* Task inputs *
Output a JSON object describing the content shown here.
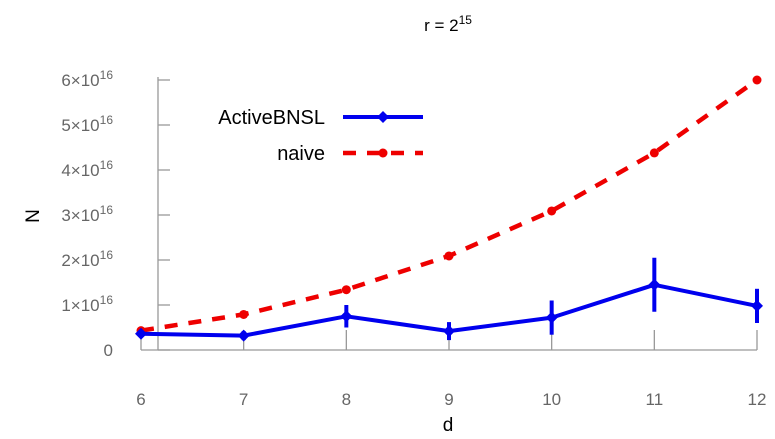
{
  "chart_data": {
    "type": "line",
    "title": "r = 2^15",
    "title_base": "r = 2",
    "title_exp": "15",
    "xlabel": "d",
    "ylabel": "N",
    "x": [
      6,
      7,
      8,
      9,
      10,
      11,
      12
    ],
    "xlim": [
      6,
      12
    ],
    "ylim": [
      0,
      6e+16
    ],
    "y_tick_values": [
      0,
      1e+16,
      2e+16,
      3e+16,
      4e+16,
      5e+16,
      6e+16
    ],
    "y_tick_labels": [
      {
        "base": "0",
        "exp": ""
      },
      {
        "base": "1×10",
        "exp": "16"
      },
      {
        "base": "2×10",
        "exp": "16"
      },
      {
        "base": "3×10",
        "exp": "16"
      },
      {
        "base": "4×10",
        "exp": "16"
      },
      {
        "base": "5×10",
        "exp": "16"
      },
      {
        "base": "6×10",
        "exp": "16"
      }
    ],
    "x_tick_labels": [
      "6",
      "7",
      "8",
      "9",
      "10",
      "11",
      "12"
    ],
    "grid": false,
    "legend_position": "top-left",
    "series": [
      {
        "name": "ActiveBNSL",
        "color": "#0000ee",
        "style": "solid",
        "marker": "diamond",
        "values": [
          3600000000000000.0,
          3200000000000000.0,
          7500000000000000.0,
          4200000000000000.0,
          7200000000000000.0,
          1.45e+16,
          9800000000000000.0
        ],
        "error": [
          800000000000000.0,
          1000000000000000.0,
          2500000000000000.0,
          2000000000000000.0,
          3800000000000000.0,
          6000000000000000.0,
          3800000000000000.0
        ]
      },
      {
        "name": "naive",
        "color": "#ee0000",
        "style": "dashed",
        "marker": "circle",
        "values": [
          4300000000000000.0,
          7900000000000000.0,
          1.34e+16,
          2.09e+16,
          3.09e+16,
          4.38e+16,
          6e+16
        ]
      }
    ]
  }
}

* Task prompt *
Pictures are to be left out; the records above must be repeated word for word.

* Exercise response *
Output a JSON object describing the content shown here.
{
  "chart_data": {
    "type": "line",
    "title": "r = 2^15",
    "title_base": "r = 2",
    "title_exp": "15",
    "xlabel": "d",
    "ylabel": "N",
    "x": [
      6,
      7,
      8,
      9,
      10,
      11,
      12
    ],
    "xlim": [
      6,
      12
    ],
    "ylim": [
      0,
      6e+16
    ],
    "y_tick_values": [
      0,
      1e+16,
      2e+16,
      3e+16,
      4e+16,
      5e+16,
      6e+16
    ],
    "y_tick_labels": [
      {
        "base": "0",
        "exp": ""
      },
      {
        "base": "1×10",
        "exp": "16"
      },
      {
        "base": "2×10",
        "exp": "16"
      },
      {
        "base": "3×10",
        "exp": "16"
      },
      {
        "base": "4×10",
        "exp": "16"
      },
      {
        "base": "5×10",
        "exp": "16"
      },
      {
        "base": "6×10",
        "exp": "16"
      }
    ],
    "x_tick_labels": [
      "6",
      "7",
      "8",
      "9",
      "10",
      "11",
      "12"
    ],
    "grid": false,
    "legend_position": "top-left",
    "series": [
      {
        "name": "ActiveBNSL",
        "color": "#0000ee",
        "style": "solid",
        "marker": "diamond",
        "values": [
          3600000000000000.0,
          3200000000000000.0,
          7500000000000000.0,
          4200000000000000.0,
          7200000000000000.0,
          1.45e+16,
          9800000000000000.0
        ],
        "error": [
          800000000000000.0,
          1000000000000000.0,
          2500000000000000.0,
          2000000000000000.0,
          3800000000000000.0,
          6000000000000000.0,
          3800000000000000.0
        ]
      },
      {
        "name": "naive",
        "color": "#ee0000",
        "style": "dashed",
        "marker": "circle",
        "values": [
          4300000000000000.0,
          7900000000000000.0,
          1.34e+16,
          2.09e+16,
          3.09e+16,
          4.38e+16,
          6e+16
        ]
      }
    ]
  }
}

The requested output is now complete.